======== Provided material ========

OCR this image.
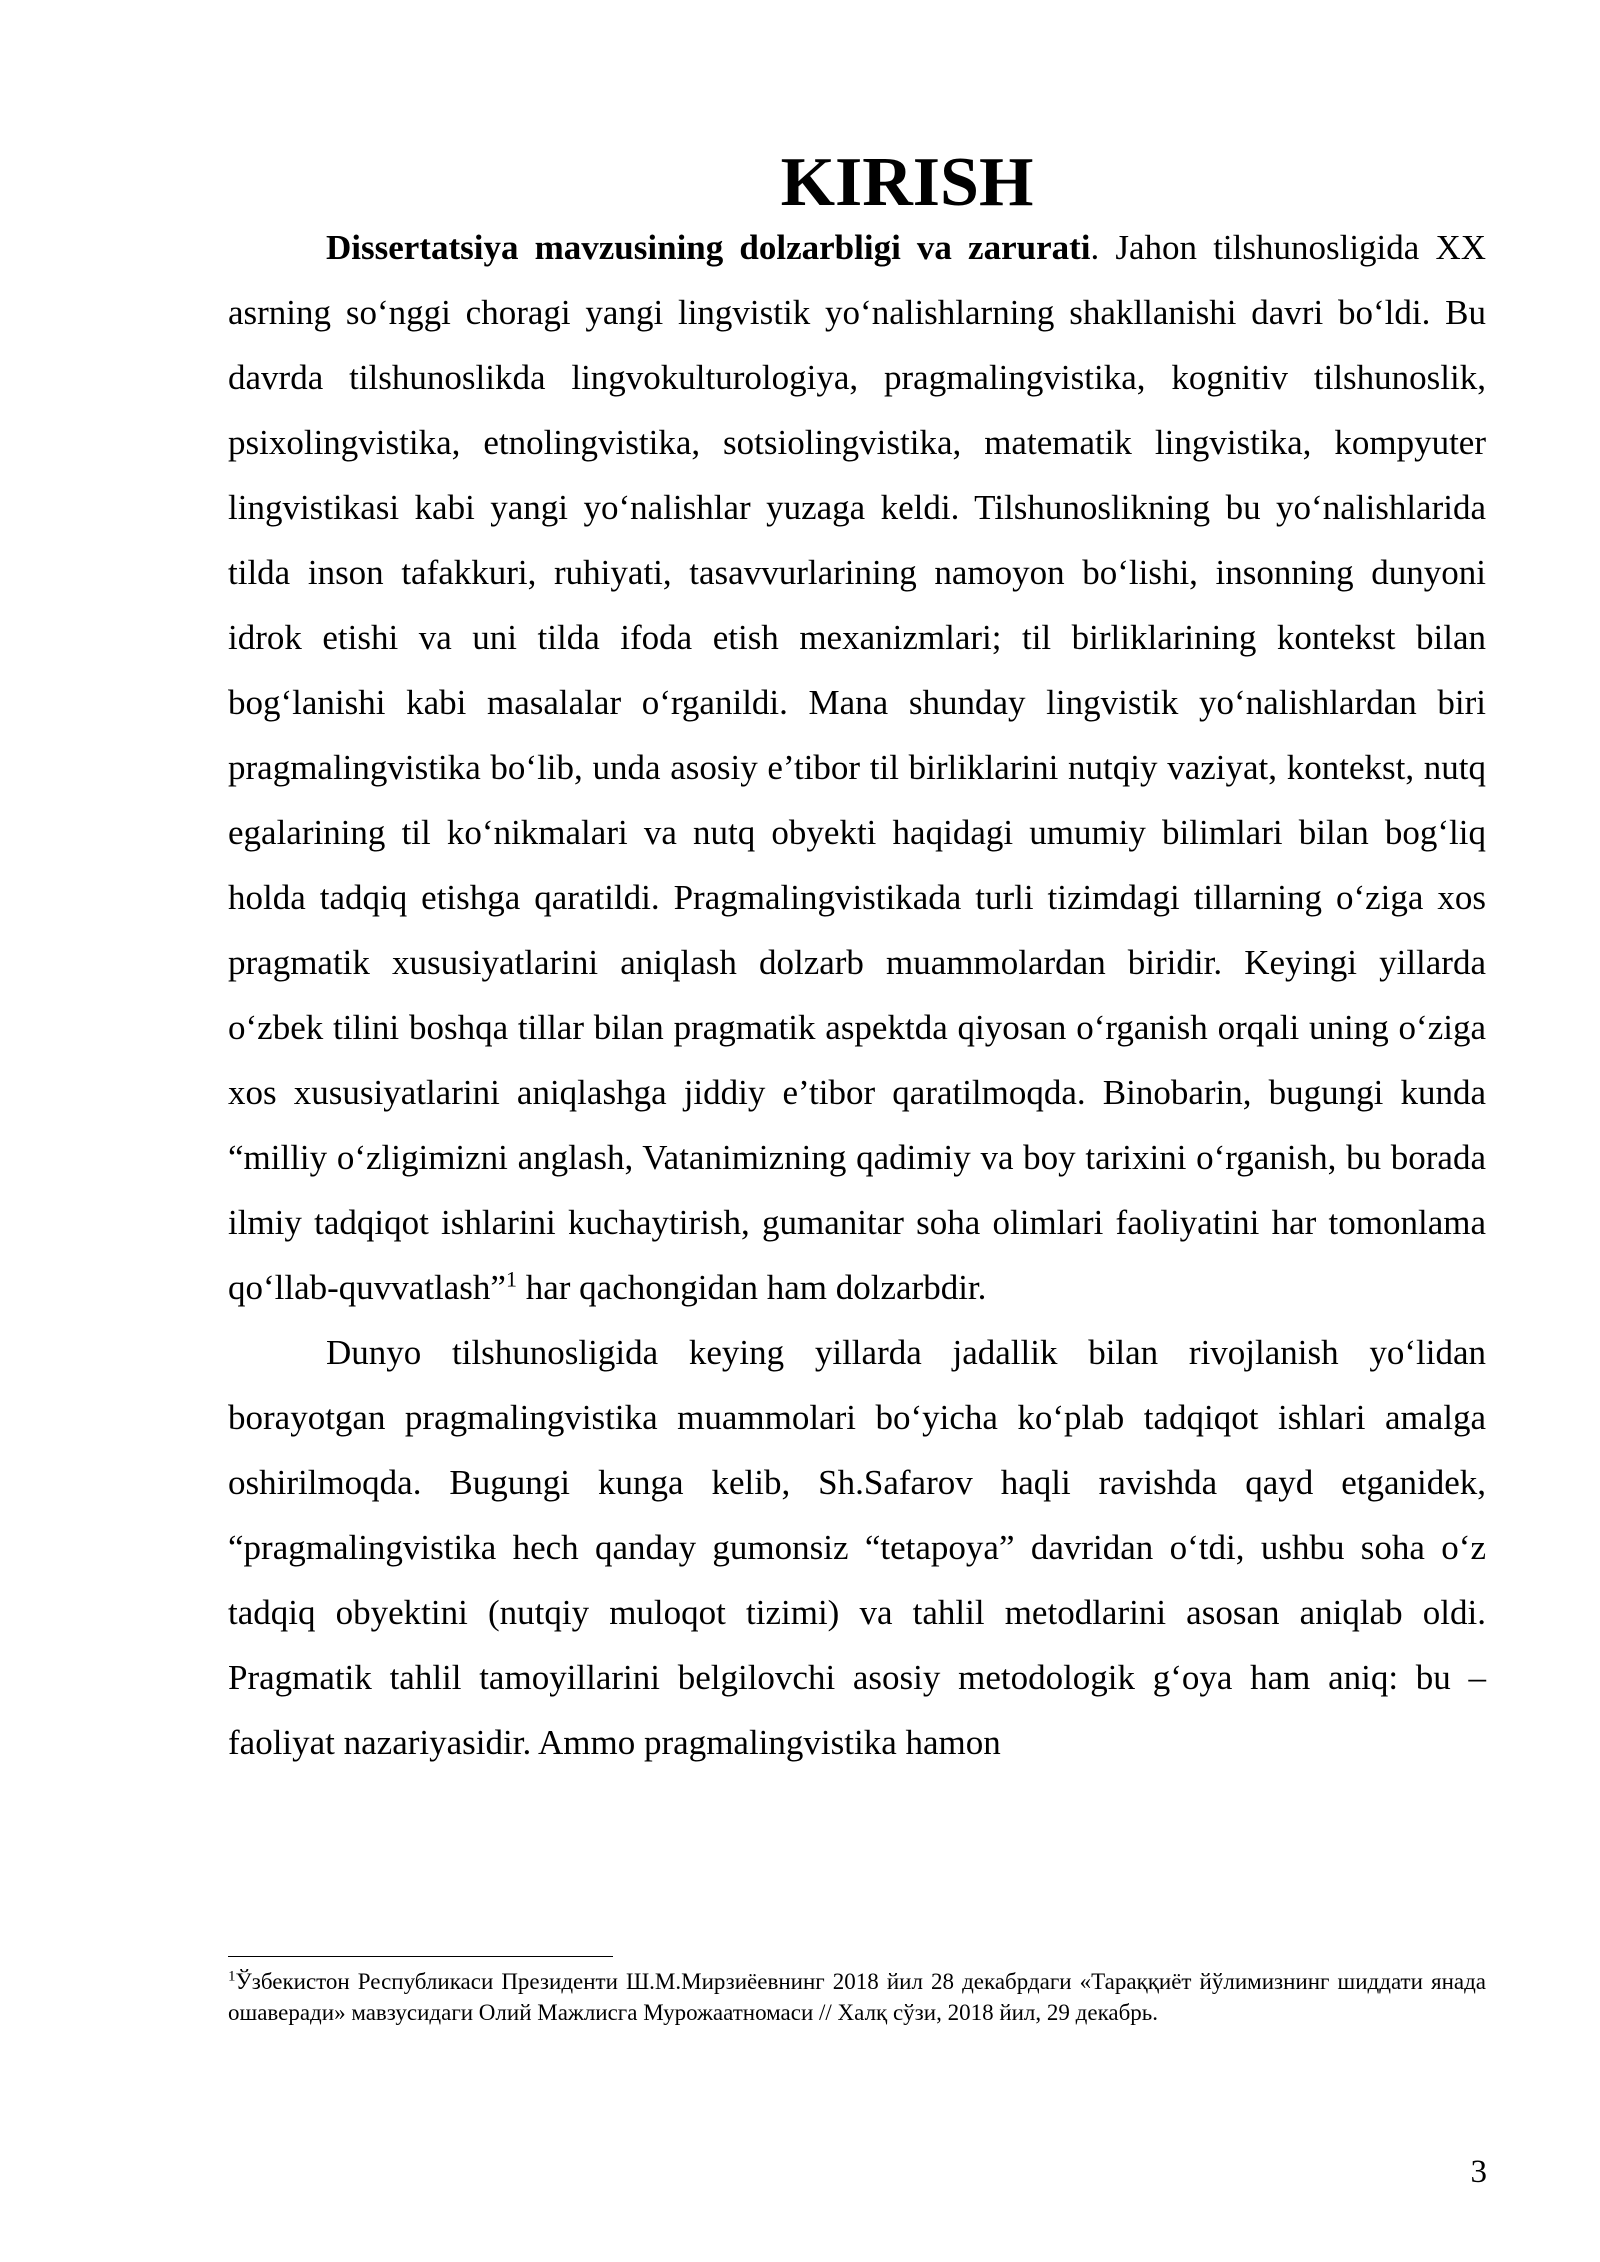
KIRISH

Dissertatsiya mavzusining dolzarbligi va zarurati. Jahon tilshunosligida XX asrning so‘nggi choragi yangi lingvistik yo‘nalishlarning shakllanishi davri bo‘ldi. Bu davrda tilshunoslikda lingvokulturologiya, pragmalingvistika, kognitiv tilshunoslik, psixolingvistika, etnolingvistika, sotsiolingvistika, matematik lingvistika, kompyuter lingvistikasi kabi yangi yo‘nalishlar yuzaga keldi. Tilshunoslikning bu yo‘nalishlarida tilda inson tafakkuri, ruhiyati, tasavvurlarining namoyon bo‘lishi, insonning dunyoni idrok etishi va uni tilda ifoda etish mexanizmlari; til birliklarining kontekst bilan bog‘lanishi kabi masalalar o‘rganildi. Mana shunday lingvistik yo‘nalishlardan biri pragmalingvistika bo‘lib, unda asosiy e’tibor til birliklarini nutqiy vaziyat, kontekst, nutq egalarining til ko‘nikmalari va nutq obyekti haqidagi umumiy bilimlari bilan bog‘liq holda tadqiq etishga qaratildi. Pragmalingvistikada turli tizimdagi tillarning o‘ziga xos pragmatik xususiyatlarini aniqlash dolzarb muammolardan biridir. Keyingi yillarda o‘zbek tilini boshqa tillar bilan pragmatik aspektda qiyosan o‘rganish orqali uning o‘ziga xos xususiyatlarini aniqlashga jiddiy e’tibor qaratilmoqda. Binobarin, bugungi kunda “milliy o‘zligimizni anglash, Vatanimizning qadimiy va boy tarixini o‘rganish, bu borada ilmiy tadqiqot ishlarini kuchaytirish, gumanitar soha olimlari faoliyatini har tomonlama qo‘llab-quvvatlash”$^1$ har qachongidan ham dolzarbdir.

Dunyo tilshunosligida keying yillarda jadallik bilan rivojlanish yo‘lidan borayotgan pragmalingvistika muammolari bo‘yicha ko‘plab tadqiqot ishlari amalga oshirilmoqda. Bugungi kunga kelib, Sh.Safarov haqli ravishda qayd etganidek, “pragmalingvistika hech qanday gumonsiz “tetapoya” davridan o‘tdi, ushbu soha o‘z tadqiq obyektini (nutqiy muloqot tizimi) va tahlil metodlarini asosan aniqlab oldi. Pragmatik tahlil tamoyillarini belgilovchi asosiy metodologik g‘oya ham aniq: bu – faoliyat nazariyasidir. Ammo pragmalingvistika hamon

$^1$Ўзбекистон Республикаси Президенти Ш.М.Мирзиёевнинг 2018 йил 28 декабрдаги «Тараққиёт йўлимизнинг шиддати янада ошаверади» мавзусидаги Олий Мажлисга Мурожаатномаси // Халқ сўзи, 2018 йил, 29 декабрь.

3
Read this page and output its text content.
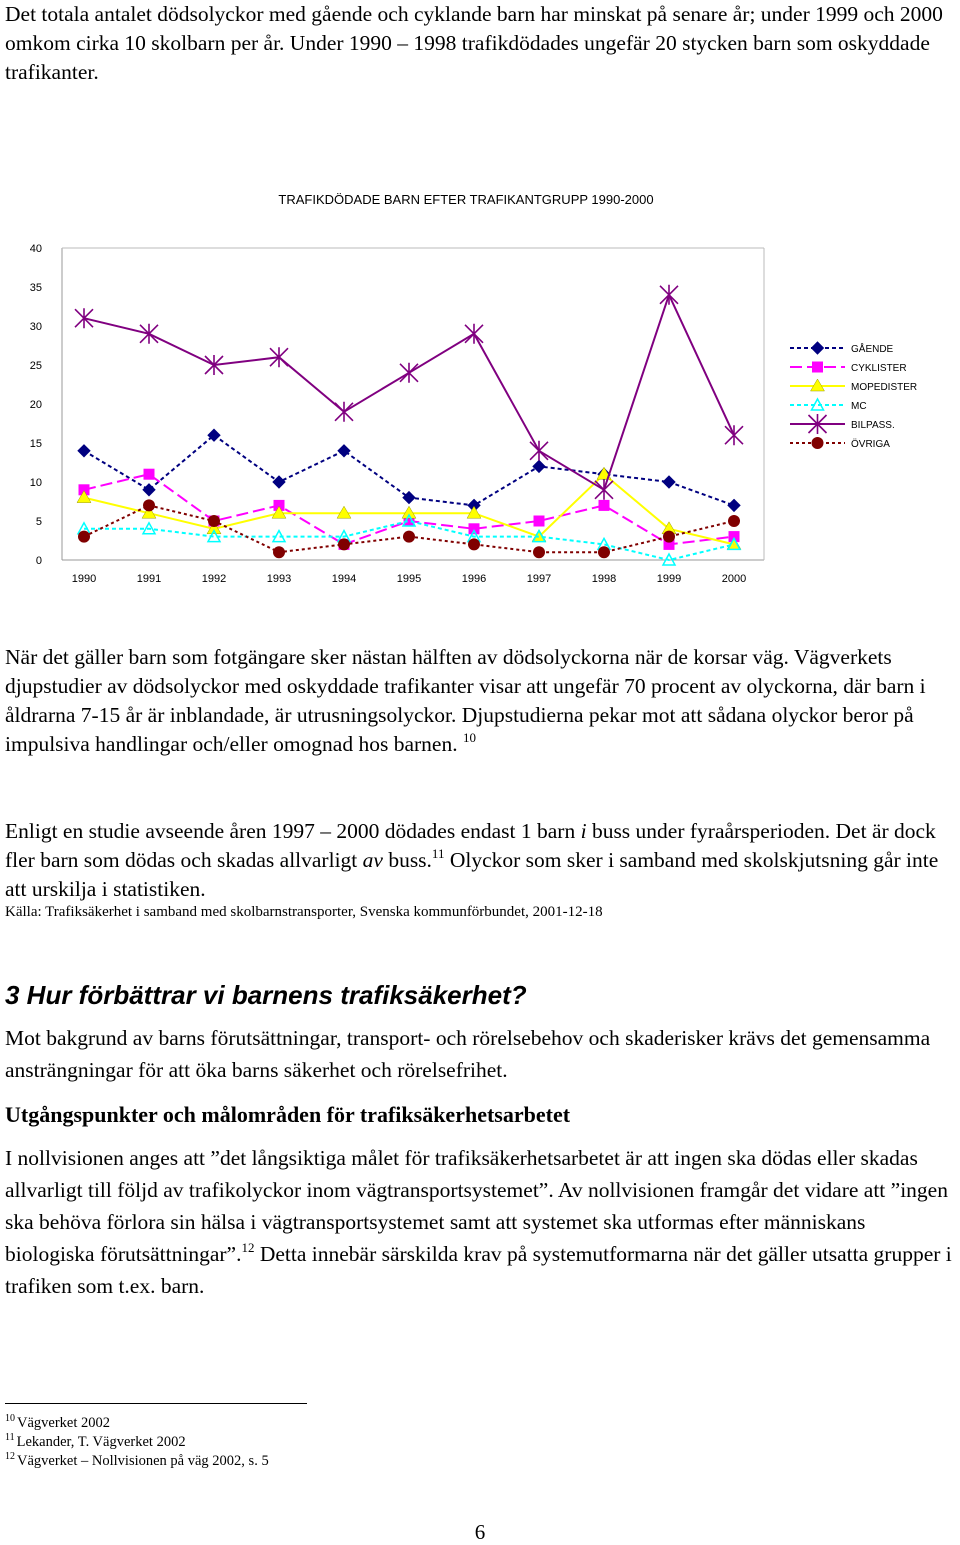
Det totala antalet dödsolyckor med gående och cyklande barn har minskat på senare år; under 1999 och 2000 omkom cirka 10 skolbarn per år. Under 1990 – 1998 trafikdödades ungefär 20 stycken barn som oskyddade trafikanter.

TRAFIKDÖDADE BARN EFTER TRAFIKANTGRUPP 1990-2000
0
5
10
15
20
25
30
35
40
1990	1991	1992	1993	1994	1995	1996	1997	1998	1999	2000
GÅENDE
CYKLISTER
MOPEDISTER
MC
BILPASS.
ÖVRIGA

När det gäller barn som fotgängare sker nästan hälften av dödsolyckorna när de korsar väg. Vägverkets djupstudier av dödsolyckor med oskyddade trafikanter visar att ungefär 70 procent av olyckorna, där barn i åldrarna 7-15 år är inblandade, är utrusningsolyckor. Djupstudierna pekar mot att sådana olyckor beror på impulsiva handlingar och/eller omognad hos barnen. $^{10}$

Enligt en studie avseende åren 1997 – 2000 dödades endast 1 barn i buss under fyraårsperioden. Det är dock fler barn som dödas och skadas allvarligt av buss.$^{11}$ Olyckor som sker i samband med skolskjutsning går inte att urskilja i statistiken.

Källa: Trafiksäkerhet i samband med skolbarnstransporter, Svenska kommunförbundet, 2001-12-18
3 Hur förbättrar vi barnens trafiksäkerhet?

Mot bakgrund av barns förutsättningar, transport- och rörelsebehov och skaderisker krävs det gemensamma ansträngningar för att öka barns säkerhet och rörelsefrihet.

Utgångspunkter och målområden för trafiksäkerhetsarbetet

I nollvisionen anges att ”det långsiktiga målet för trafiksäkerhetsarbetet är att ingen ska dödas eller skadas allvarligt till följd av trafikolyckor inom vägtransportsystemet”. Av nollvisionen framgår det vidare att ”ingen ska behöva förlora sin hälsa i vägtransportsystemet samt att systemet ska utformas efter människans biologiska förutsättningar”.$^{12}$ Detta innebär särskilda krav på systemutformarna när det gäller utsatta grupper i trafiken som t.ex. barn.

$^{10}$ Vägverket 2002
$^{11}$ Lekander, T. Vägverket 2002
$^{12}$ Vägverket – Nollvisionen på väg 2002, s. 5
6
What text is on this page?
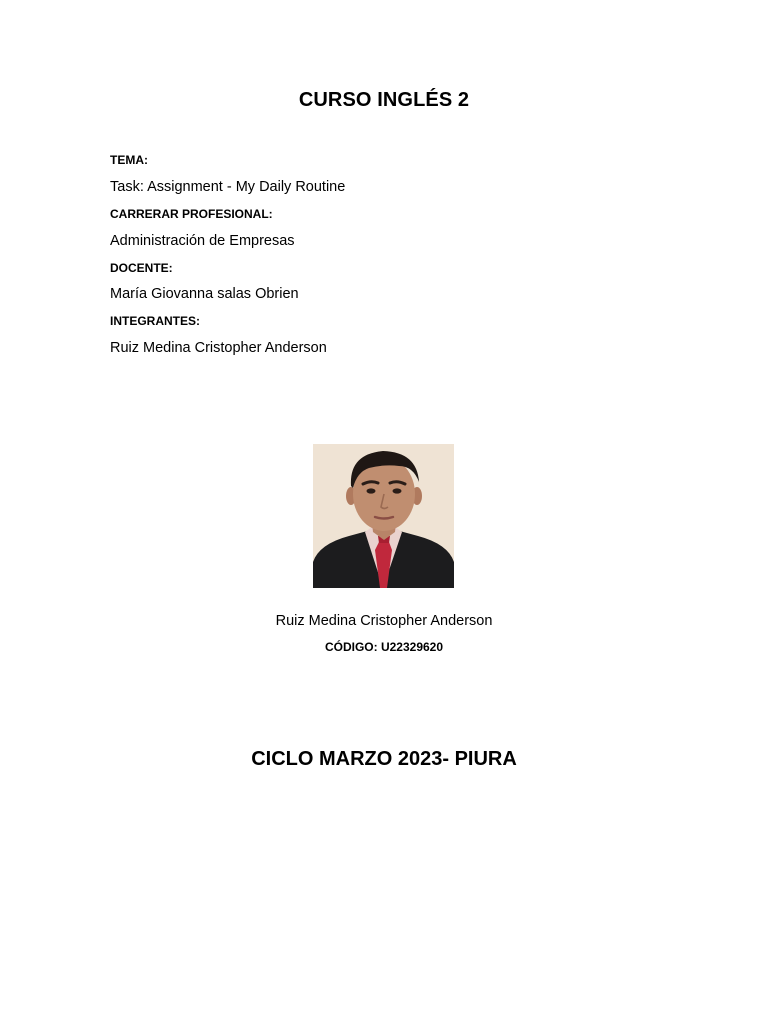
CURSO INGLÉS 2
TEMA:
Task: Assignment - My Daily Routine
CARRERAR PROFESIONAL:
Administración de Empresas
DOCENTE:
María Giovanna salas Obrien
INTEGRANTES:
Ruiz Medina Cristopher Anderson
Ruiz Medina Cristopher Anderson
CÓDIGO: U22329620
CICLO MARZO 2023- PIURA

========

_Goal:_
Copy each line above that contains the string "trafiksäkerhetsarbetet".

_Written response:_
Utgångspunkter och målområden för trafiksäkerhetsarbetet
I nollvisionen anges att ”det långsiktiga målet för trafiksäkerhetsarbetet är att ingen ska dödas eller skadas allvarligt till följd av trafikolyckor inom vägtransportsystemet”. Av nollvisionen framgår det vidare att ”ingen ska behöva förlora sin hälsa i vägtransportsystemet samt att systemet ska utformas efter människans biologiska förutsättningar”.$^{12}$ Detta innebär särskilda krav på systemutformarna när det gäller utsatta grupper i trafiken som t.ex. barn.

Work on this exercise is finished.